(Records from a data collection)
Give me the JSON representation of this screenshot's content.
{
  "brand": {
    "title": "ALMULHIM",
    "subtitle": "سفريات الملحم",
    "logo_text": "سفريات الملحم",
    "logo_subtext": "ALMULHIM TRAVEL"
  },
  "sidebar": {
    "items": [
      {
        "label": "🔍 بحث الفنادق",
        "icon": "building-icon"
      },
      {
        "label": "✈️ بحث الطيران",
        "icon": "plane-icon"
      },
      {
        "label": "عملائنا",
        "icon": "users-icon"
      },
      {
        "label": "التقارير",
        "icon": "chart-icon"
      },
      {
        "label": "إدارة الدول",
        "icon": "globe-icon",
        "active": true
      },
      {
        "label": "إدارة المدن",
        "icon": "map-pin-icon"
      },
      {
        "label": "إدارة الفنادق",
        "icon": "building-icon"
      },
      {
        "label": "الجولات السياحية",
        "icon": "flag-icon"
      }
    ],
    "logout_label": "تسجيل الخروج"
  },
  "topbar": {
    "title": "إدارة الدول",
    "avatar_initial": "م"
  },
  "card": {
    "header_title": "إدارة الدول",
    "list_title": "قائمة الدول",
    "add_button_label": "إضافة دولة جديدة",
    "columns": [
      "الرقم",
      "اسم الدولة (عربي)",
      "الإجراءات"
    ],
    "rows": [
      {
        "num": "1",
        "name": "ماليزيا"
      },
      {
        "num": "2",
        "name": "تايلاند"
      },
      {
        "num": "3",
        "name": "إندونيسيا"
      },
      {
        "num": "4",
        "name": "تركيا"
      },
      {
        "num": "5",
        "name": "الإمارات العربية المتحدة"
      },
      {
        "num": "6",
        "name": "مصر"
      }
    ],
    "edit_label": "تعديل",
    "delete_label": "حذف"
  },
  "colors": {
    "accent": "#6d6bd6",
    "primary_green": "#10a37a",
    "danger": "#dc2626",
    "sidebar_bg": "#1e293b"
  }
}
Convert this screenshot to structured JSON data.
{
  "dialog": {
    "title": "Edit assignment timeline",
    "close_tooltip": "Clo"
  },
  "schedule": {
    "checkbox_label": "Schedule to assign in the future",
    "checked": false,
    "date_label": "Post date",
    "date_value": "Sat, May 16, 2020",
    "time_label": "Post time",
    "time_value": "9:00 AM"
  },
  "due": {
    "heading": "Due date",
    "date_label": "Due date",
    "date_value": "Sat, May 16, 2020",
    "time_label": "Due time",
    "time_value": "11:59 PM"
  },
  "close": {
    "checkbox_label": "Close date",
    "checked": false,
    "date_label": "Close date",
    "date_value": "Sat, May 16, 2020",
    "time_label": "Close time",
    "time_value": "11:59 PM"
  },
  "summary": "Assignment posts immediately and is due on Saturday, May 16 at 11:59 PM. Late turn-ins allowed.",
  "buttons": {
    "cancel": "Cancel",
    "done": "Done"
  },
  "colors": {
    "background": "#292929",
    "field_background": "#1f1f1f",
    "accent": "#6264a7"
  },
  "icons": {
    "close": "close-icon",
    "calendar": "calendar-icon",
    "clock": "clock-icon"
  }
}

# What is expected:
Reproduce the full listing word for word.

# Expected answer:
Give me the JSON representation of this screenshot's content.
{
  "brand": {
    "title": "ALMULHIM",
    "subtitle": "سفريات الملحم",
    "logo_text": "سفريات الملحم",
    "logo_subtext": "ALMULHIM TRAVEL"
  },
  "sidebar": {
    "items": [
      {
        "label": "🔍 بحث الفنادق",
        "icon": "building-icon"
      },
      {
        "label": "✈️ بحث الطيران",
        "icon": "plane-icon"
      },
      {
        "label": "عملائنا",
        "icon": "users-icon"
      },
      {
        "label": "التقارير",
        "icon": "chart-icon"
      },
      {
        "label": "إدارة الدول",
        "icon": "globe-icon",
        "active": true
      },
      {
        "label": "إدارة المدن",
        "icon": "map-pin-icon"
      },
      {
        "label": "إدارة الفنادق",
        "icon": "building-icon"
      },
      {
        "label": "الجولات السياحية",
        "icon": "flag-icon"
      }
    ],
    "logout_label": "تسجيل الخروج"
  },
  "topbar": {
    "title": "إدارة الدول",
    "avatar_initial": "م"
  },
  "card": {
    "header_title": "إدارة الدول",
    "list_title": "قائمة الدول",
    "add_button_label": "إضافة دولة جديدة",
    "columns": [
      "الرقم",
      "اسم الدولة (عربي)",
      "الإجراءات"
    ],
    "rows": [
      {
        "num": "1",
        "name": "ماليزيا"
      },
      {
        "num": "2",
        "name": "تايلاند"
      },
      {
        "num": "3",
        "name": "إندونيسيا"
      },
      {
        "num": "4",
        "name": "تركيا"
      },
      {
        "num": "5",
        "name": "الإمارات العربية المتحدة"
      },
      {
        "num": "6",
        "name": "مصر"
      }
    ],
    "edit_label": "تعديل",
    "delete_label": "حذف"
  },
  "colors": {
    "accent": "#6d6bd6",
    "primary_green": "#10a37a",
    "danger": "#dc2626",
    "sidebar_bg": "#1e293b"
  }
}
Convert this screenshot to structured JSON data.
{
  "dialog": {
    "title": "Edit assignment timeline",
    "close_tooltip": "Clo"
  },
  "schedule": {
    "checkbox_label": "Schedule to assign in the future",
    "checked": false,
    "date_label": "Post date",
    "date_value": "Sat, May 16, 2020",
    "time_label": "Post time",
    "time_value": "9:00 AM"
  },
  "due": {
    "heading": "Due date",
    "date_label": "Due date",
    "date_value": "Sat, May 16, 2020",
    "time_label": "Due time",
    "time_value": "11:59 PM"
  },
  "close": {
    "checkbox_label": "Close date",
    "checked": false,
    "date_label": "Close date",
    "date_value": "Sat, May 16, 2020",
    "time_label": "Close time",
    "time_value": "11:59 PM"
  },
  "summary": "Assignment posts immediately and is due on Saturday, May 16 at 11:59 PM. Late turn-ins allowed.",
  "buttons": {
    "cancel": "Cancel",
    "done": "Done"
  },
  "colors": {
    "background": "#292929",
    "field_background": "#1f1f1f",
    "accent": "#6264a7"
  },
  "icons": {
    "close": "close-icon",
    "calendar": "calendar-icon",
    "clock": "clock-icon"
  }
}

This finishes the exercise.